_PROMPT_:
Write out the material below again, unchanged.

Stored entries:
-- Begin --
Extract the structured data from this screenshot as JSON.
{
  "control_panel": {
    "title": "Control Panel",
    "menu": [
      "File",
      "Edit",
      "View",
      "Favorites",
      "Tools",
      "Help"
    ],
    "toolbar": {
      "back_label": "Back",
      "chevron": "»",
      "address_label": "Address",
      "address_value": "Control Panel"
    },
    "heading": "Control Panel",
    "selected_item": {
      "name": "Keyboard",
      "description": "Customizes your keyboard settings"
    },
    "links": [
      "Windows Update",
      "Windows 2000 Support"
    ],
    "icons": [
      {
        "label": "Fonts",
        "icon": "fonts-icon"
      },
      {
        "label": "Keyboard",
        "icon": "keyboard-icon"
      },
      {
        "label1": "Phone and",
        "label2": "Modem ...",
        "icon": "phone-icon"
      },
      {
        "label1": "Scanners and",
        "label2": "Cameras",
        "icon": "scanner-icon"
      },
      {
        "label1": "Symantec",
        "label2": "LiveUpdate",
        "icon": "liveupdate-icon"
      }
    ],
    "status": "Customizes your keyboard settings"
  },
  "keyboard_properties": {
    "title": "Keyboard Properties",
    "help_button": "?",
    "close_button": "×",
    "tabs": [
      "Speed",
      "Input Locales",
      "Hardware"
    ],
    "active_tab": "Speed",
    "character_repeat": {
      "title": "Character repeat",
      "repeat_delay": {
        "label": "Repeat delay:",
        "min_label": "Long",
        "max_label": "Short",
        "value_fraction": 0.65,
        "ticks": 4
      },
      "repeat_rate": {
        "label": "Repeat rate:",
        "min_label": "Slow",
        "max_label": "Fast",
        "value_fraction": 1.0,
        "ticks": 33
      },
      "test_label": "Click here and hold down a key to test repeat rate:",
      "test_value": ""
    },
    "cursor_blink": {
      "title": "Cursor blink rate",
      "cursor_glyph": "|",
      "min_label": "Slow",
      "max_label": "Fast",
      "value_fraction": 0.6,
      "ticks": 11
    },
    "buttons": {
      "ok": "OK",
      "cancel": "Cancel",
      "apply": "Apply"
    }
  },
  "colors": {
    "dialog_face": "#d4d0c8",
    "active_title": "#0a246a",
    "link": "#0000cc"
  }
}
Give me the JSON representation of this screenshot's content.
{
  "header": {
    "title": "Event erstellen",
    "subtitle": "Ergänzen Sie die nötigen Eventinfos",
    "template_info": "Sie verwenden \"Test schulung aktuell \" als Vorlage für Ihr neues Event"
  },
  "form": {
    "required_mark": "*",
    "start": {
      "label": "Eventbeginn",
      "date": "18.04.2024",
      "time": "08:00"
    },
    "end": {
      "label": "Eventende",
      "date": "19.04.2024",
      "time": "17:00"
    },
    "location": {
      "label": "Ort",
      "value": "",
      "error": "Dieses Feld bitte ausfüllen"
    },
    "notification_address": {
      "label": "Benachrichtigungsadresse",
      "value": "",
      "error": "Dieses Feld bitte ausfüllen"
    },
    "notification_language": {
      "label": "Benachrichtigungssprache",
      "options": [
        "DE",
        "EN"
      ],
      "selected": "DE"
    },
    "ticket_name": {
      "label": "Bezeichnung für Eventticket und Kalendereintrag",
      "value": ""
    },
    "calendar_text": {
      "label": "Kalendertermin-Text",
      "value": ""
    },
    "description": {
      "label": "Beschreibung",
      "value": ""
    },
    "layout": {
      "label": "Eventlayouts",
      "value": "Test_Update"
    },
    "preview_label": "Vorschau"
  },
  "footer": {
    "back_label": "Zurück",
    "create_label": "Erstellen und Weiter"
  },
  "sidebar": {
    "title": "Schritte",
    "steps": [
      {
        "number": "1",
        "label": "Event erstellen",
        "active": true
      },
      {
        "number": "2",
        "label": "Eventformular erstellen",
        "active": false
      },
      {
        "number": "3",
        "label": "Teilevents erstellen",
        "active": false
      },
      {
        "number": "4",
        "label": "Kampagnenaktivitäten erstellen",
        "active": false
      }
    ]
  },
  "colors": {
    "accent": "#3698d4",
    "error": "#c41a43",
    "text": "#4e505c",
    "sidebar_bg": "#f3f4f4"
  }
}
-- End --
_ANSWER TO THE PROBLEM_:
Extract the structured data from this screenshot as JSON.
{
  "control_panel": {
    "title": "Control Panel",
    "menu": [
      "File",
      "Edit",
      "View",
      "Favorites",
      "Tools",
      "Help"
    ],
    "toolbar": {
      "back_label": "Back",
      "chevron": "»",
      "address_label": "Address",
      "address_value": "Control Panel"
    },
    "heading": "Control Panel",
    "selected_item": {
      "name": "Keyboard",
      "description": "Customizes your keyboard settings"
    },
    "links": [
      "Windows Update",
      "Windows 2000 Support"
    ],
    "icons": [
      {
        "label": "Fonts",
        "icon": "fonts-icon"
      },
      {
        "label": "Keyboard",
        "icon": "keyboard-icon"
      },
      {
        "label1": "Phone and",
        "label2": "Modem ...",
        "icon": "phone-icon"
      },
      {
        "label1": "Scanners and",
        "label2": "Cameras",
        "icon": "scanner-icon"
      },
      {
        "label1": "Symantec",
        "label2": "LiveUpdate",
        "icon": "liveupdate-icon"
      }
    ],
    "status": "Customizes your keyboard settings"
  },
  "keyboard_properties": {
    "title": "Keyboard Properties",
    "help_button": "?",
    "close_button": "×",
    "tabs": [
      "Speed",
      "Input Locales",
      "Hardware"
    ],
    "active_tab": "Speed",
    "character_repeat": {
      "title": "Character repeat",
      "repeat_delay": {
        "label": "Repeat delay:",
        "min_label": "Long",
        "max_label": "Short",
        "value_fraction": 0.65,
        "ticks": 4
      },
      "repeat_rate": {
        "label": "Repeat rate:",
        "min_label": "Slow",
        "max_label": "Fast",
        "value_fraction": 1.0,
        "ticks": 33
      },
      "test_label": "Click here and hold down a key to test repeat rate:",
      "test_value": ""
    },
    "cursor_blink": {
      "title": "Cursor blink rate",
      "cursor_glyph": "|",
      "min_label": "Slow",
      "max_label": "Fast",
      "value_fraction": 0.6,
      "ticks": 11
    },
    "buttons": {
      "ok": "OK",
      "cancel": "Cancel",
      "apply": "Apply"
    }
  },
  "colors": {
    "dialog_face": "#d4d0c8",
    "active_title": "#0a246a",
    "link": "#0000cc"
  }
}
Give me the JSON representation of this screenshot's content.
{
  "header": {
    "title": "Event erstellen",
    "subtitle": "Ergänzen Sie die nötigen Eventinfos",
    "template_info": "Sie verwenden \"Test schulung aktuell \" als Vorlage für Ihr neues Event"
  },
  "form": {
    "required_mark": "*",
    "start": {
      "label": "Eventbeginn",
      "date": "18.04.2024",
      "time": "08:00"
    },
    "end": {
      "label": "Eventende",
      "date": "19.04.2024",
      "time": "17:00"
    },
    "location": {
      "label": "Ort",
      "value": "",
      "error": "Dieses Feld bitte ausfüllen"
    },
    "notification_address": {
      "label": "Benachrichtigungsadresse",
      "value": "",
      "error": "Dieses Feld bitte ausfüllen"
    },
    "notification_language": {
      "label": "Benachrichtigungssprache",
      "options": [
        "DE",
        "EN"
      ],
      "selected": "DE"
    },
    "ticket_name": {
      "label": "Bezeichnung für Eventticket und Kalendereintrag",
      "value": ""
    },
    "calendar_text": {
      "label": "Kalendertermin-Text",
      "value": ""
    },
    "description": {
      "label": "Beschreibung",
      "value": ""
    },
    "layout": {
      "label": "Eventlayouts",
      "value": "Test_Update"
    },
    "preview_label": "Vorschau"
  },
  "footer": {
    "back_label": "Zurück",
    "create_label": "Erstellen und Weiter"
  },
  "sidebar": {
    "title": "Schritte",
    "steps": [
      {
        "number": "1",
        "label": "Event erstellen",
        "active": true
      },
      {
        "number": "2",
        "label": "Eventformular erstellen",
        "active": false
      },
      {
        "number": "3",
        "label": "Teilevents erstellen",
        "active": false
      },
      {
        "number": "4",
        "label": "Kampagnenaktivitäten erstellen",
        "active": false
      }
    ]
  },
  "colors": {
    "accent": "#3698d4",
    "error": "#c41a43",
    "text": "#4e505c",
    "sidebar_bg": "#f3f4f4"
  }
}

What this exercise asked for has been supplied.